Exercise requirements
Render every entry verbatim.
-- BEGIN Record set --
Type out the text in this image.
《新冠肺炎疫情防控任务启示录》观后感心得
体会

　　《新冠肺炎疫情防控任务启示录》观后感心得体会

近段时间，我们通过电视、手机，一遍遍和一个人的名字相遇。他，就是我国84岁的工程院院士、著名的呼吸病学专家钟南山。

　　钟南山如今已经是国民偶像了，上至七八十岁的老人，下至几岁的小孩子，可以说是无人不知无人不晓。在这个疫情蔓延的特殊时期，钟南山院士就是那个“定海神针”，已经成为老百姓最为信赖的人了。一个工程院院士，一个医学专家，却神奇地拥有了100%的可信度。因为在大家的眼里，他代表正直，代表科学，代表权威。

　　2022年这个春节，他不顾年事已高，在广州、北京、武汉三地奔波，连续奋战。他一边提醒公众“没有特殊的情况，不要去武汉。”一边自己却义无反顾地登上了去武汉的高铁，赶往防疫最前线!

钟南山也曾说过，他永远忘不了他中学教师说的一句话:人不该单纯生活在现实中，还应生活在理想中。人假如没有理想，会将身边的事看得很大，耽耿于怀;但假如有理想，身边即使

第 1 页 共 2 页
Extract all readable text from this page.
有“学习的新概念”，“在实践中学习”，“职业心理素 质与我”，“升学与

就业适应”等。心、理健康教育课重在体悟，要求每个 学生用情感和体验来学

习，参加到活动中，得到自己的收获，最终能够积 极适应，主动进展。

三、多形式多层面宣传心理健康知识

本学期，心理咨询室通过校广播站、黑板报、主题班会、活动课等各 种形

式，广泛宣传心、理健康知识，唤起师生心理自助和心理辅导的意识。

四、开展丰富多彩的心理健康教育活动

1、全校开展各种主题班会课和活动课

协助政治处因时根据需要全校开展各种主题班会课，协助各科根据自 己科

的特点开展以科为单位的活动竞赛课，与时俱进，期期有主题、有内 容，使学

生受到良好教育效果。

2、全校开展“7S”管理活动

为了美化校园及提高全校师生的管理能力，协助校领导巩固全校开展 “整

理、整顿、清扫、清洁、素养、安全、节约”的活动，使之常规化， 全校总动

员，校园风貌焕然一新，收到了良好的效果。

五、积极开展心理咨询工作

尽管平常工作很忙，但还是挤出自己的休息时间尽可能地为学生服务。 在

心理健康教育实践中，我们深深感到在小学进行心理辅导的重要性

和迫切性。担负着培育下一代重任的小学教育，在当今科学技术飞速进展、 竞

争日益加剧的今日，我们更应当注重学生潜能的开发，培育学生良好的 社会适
-- END Record set --
The solution
Type out the text in this image.
《新冠肺炎疫情防控任务启示录》观后感心得
体会

　　《新冠肺炎疫情防控任务启示录》观后感心得体会

近段时间，我们通过电视、手机，一遍遍和一个人的名字相遇。他，就是我国84岁的工程院院士、著名的呼吸病学专家钟南山。

　　钟南山如今已经是国民偶像了，上至七八十岁的老人，下至几岁的小孩子，可以说是无人不知无人不晓。在这个疫情蔓延的特殊时期，钟南山院士就是那个“定海神针”，已经成为老百姓最为信赖的人了。一个工程院院士，一个医学专家，却神奇地拥有了100%的可信度。因为在大家的眼里，他代表正直，代表科学，代表权威。

　　2022年这个春节，他不顾年事已高，在广州、北京、武汉三地奔波，连续奋战。他一边提醒公众“没有特殊的情况，不要去武汉。”一边自己却义无反顾地登上了去武汉的高铁，赶往防疫最前线!

钟南山也曾说过，他永远忘不了他中学教师说的一句话:人不该单纯生活在现实中，还应生活在理想中。人假如没有理想，会将身边的事看得很大，耽耿于怀;但假如有理想，身边即使

第 1 页 共 2 页
Extract all readable text from this page.
有“学习的新概念”，“在实践中学习”，“职业心理素 质与我”，“升学与

就业适应”等。心、理健康教育课重在体悟，要求每个 学生用情感和体验来学

习，参加到活动中，得到自己的收获，最终能够积 极适应，主动进展。

三、多形式多层面宣传心理健康知识

本学期，心理咨询室通过校广播站、黑板报、主题班会、活动课等各 种形

式，广泛宣传心、理健康知识，唤起师生心理自助和心理辅导的意识。

四、开展丰富多彩的心理健康教育活动

1、全校开展各种主题班会课和活动课

协助政治处因时根据需要全校开展各种主题班会课，协助各科根据自 己科

的特点开展以科为单位的活动竞赛课，与时俱进，期期有主题、有内 容，使学

生受到良好教育效果。

2、全校开展“7S”管理活动

为了美化校园及提高全校师生的管理能力，协助校领导巩固全校开展 “整

理、整顿、清扫、清洁、素养、安全、节约”的活动，使之常规化， 全校总动

员，校园风貌焕然一新，收到了良好的效果。

五、积极开展心理咨询工作

尽管平常工作很忙，但还是挤出自己的休息时间尽可能地为学生服务。 在

心理健康教育实践中，我们深深感到在小学进行心理辅导的重要性

和迫切性。担负着培育下一代重任的小学教育，在当今科学技术飞速进展、 竞

争日益加剧的今日，我们更应当注重学生潜能的开发，培育学生良好的 社会适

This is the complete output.